Stored records:
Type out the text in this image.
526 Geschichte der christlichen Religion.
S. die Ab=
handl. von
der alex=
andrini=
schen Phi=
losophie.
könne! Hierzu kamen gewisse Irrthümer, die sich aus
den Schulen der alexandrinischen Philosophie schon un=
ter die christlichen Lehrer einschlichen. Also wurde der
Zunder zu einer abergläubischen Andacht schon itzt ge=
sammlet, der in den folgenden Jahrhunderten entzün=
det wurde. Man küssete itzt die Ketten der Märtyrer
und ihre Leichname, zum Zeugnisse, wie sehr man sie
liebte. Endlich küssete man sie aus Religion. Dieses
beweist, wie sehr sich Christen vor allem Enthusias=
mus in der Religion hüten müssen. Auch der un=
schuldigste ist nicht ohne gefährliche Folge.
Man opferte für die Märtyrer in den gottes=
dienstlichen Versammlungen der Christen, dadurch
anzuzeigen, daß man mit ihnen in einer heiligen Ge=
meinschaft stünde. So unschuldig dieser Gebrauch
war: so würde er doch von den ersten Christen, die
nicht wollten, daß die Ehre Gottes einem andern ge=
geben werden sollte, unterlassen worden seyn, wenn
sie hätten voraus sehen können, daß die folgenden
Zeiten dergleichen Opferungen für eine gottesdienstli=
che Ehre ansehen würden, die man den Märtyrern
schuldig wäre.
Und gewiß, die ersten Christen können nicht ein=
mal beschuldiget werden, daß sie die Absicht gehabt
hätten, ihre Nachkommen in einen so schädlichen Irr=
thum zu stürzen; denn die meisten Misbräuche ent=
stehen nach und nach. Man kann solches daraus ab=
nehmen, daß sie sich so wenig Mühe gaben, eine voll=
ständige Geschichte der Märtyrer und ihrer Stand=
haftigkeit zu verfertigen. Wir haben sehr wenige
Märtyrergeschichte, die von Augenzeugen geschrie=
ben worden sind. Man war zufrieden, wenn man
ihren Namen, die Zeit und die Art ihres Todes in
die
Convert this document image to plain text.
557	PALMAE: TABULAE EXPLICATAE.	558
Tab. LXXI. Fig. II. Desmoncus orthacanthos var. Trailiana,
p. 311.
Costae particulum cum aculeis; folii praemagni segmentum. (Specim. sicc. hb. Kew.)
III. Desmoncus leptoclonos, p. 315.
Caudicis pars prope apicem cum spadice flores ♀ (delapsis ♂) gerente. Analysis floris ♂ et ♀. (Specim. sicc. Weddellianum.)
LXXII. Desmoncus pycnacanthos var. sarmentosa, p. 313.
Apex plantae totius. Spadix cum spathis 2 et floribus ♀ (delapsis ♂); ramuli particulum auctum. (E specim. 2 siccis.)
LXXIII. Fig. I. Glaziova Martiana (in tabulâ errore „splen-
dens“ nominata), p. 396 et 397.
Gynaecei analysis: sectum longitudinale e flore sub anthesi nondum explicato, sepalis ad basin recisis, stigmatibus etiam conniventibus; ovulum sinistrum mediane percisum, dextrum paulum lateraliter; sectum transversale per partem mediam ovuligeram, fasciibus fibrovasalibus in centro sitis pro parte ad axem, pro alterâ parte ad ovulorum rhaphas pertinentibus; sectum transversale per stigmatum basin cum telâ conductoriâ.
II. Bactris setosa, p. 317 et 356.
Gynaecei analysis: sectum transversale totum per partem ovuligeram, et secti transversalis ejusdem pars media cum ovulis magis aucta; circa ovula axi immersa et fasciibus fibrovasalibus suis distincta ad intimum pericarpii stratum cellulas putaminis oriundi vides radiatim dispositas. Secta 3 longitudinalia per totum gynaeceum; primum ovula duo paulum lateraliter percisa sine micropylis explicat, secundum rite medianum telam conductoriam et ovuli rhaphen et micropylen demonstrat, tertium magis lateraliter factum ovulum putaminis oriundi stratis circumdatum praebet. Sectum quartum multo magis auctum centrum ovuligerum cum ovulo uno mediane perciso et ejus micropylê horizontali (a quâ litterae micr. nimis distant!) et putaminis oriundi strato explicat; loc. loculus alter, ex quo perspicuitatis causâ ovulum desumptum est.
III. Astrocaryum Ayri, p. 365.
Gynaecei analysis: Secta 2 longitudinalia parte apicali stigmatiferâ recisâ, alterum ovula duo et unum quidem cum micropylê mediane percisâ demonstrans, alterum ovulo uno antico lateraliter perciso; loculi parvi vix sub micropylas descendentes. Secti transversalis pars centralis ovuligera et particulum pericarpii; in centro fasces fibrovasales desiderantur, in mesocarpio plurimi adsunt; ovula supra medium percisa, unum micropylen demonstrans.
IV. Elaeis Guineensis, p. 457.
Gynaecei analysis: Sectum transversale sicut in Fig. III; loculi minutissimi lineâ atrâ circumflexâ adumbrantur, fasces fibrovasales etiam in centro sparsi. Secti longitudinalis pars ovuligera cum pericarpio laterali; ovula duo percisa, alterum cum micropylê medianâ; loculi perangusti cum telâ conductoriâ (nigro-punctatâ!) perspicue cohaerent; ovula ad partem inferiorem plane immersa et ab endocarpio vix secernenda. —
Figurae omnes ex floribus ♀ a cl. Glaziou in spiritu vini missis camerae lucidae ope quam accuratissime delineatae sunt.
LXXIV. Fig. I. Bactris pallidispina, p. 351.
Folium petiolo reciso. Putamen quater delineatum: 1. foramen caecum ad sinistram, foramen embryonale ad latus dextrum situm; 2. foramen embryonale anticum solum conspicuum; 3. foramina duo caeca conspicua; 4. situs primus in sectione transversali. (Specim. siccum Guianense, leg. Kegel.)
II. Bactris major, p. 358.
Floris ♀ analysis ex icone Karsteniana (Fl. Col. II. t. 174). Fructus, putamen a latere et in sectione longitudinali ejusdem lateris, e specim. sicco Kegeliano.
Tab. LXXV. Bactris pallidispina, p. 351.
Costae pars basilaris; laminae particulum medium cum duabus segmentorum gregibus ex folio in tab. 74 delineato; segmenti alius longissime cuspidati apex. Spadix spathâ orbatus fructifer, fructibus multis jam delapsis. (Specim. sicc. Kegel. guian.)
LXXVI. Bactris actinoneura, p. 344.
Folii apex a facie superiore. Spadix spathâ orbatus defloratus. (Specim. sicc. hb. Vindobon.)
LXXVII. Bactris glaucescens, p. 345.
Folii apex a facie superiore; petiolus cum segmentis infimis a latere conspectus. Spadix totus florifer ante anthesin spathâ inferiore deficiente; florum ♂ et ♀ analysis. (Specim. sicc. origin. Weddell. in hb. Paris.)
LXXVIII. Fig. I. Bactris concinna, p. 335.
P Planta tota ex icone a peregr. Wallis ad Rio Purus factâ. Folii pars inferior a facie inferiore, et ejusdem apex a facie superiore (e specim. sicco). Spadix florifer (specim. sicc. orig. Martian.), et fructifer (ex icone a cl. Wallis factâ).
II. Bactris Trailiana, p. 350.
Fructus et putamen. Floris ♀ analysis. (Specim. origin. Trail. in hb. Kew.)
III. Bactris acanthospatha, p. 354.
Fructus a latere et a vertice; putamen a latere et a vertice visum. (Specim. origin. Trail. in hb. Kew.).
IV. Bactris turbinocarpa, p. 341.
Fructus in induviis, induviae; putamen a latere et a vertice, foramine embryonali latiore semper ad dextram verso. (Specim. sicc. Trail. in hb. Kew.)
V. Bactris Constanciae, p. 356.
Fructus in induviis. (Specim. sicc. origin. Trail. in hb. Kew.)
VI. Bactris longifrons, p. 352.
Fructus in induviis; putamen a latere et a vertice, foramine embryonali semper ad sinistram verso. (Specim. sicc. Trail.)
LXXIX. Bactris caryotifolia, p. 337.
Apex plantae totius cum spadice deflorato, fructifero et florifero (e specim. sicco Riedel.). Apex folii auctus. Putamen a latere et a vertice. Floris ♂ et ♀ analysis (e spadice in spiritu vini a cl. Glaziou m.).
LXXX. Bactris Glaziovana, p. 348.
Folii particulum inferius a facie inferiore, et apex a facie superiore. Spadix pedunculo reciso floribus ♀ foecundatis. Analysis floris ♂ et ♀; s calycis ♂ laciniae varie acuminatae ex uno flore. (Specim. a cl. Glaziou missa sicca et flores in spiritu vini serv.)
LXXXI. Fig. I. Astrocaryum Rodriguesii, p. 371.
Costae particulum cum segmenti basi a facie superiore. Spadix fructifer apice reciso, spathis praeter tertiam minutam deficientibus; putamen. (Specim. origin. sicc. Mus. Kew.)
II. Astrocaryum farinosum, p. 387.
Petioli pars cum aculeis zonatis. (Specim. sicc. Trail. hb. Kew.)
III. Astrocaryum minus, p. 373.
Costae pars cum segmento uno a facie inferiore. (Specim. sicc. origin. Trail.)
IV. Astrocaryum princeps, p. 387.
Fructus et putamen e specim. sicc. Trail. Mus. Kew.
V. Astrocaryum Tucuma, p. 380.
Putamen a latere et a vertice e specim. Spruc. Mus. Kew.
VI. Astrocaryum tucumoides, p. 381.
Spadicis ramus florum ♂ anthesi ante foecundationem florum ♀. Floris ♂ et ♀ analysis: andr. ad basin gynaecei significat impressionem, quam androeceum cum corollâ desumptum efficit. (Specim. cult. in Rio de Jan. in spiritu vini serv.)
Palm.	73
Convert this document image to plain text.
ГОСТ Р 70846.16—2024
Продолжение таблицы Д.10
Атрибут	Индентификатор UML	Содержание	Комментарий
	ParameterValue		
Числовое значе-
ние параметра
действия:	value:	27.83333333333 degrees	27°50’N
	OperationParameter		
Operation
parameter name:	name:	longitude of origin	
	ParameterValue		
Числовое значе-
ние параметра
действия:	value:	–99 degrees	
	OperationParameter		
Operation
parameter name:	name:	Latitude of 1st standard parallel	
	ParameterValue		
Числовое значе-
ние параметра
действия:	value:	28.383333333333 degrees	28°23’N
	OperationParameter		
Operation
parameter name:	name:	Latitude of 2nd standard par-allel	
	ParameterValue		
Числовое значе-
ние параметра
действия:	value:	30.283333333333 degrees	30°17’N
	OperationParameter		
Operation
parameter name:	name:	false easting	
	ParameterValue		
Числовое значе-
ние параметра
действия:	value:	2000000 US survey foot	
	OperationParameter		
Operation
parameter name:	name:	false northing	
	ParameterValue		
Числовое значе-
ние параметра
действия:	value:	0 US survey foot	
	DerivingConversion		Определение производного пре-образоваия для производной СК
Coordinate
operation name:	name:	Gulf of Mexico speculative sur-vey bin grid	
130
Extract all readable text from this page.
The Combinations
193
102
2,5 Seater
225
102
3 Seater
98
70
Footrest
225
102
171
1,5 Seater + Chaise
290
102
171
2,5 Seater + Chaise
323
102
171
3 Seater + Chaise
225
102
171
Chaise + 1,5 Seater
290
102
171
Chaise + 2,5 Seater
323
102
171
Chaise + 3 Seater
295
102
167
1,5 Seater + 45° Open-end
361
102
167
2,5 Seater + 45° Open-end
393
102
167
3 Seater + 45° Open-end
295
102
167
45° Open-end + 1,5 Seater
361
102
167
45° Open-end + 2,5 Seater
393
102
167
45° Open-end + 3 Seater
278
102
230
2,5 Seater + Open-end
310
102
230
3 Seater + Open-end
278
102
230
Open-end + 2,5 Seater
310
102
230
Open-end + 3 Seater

TASK: Looking at the records above, tally the lines holding "ersten" and reply with that number only.

CORRECT RESULT: 2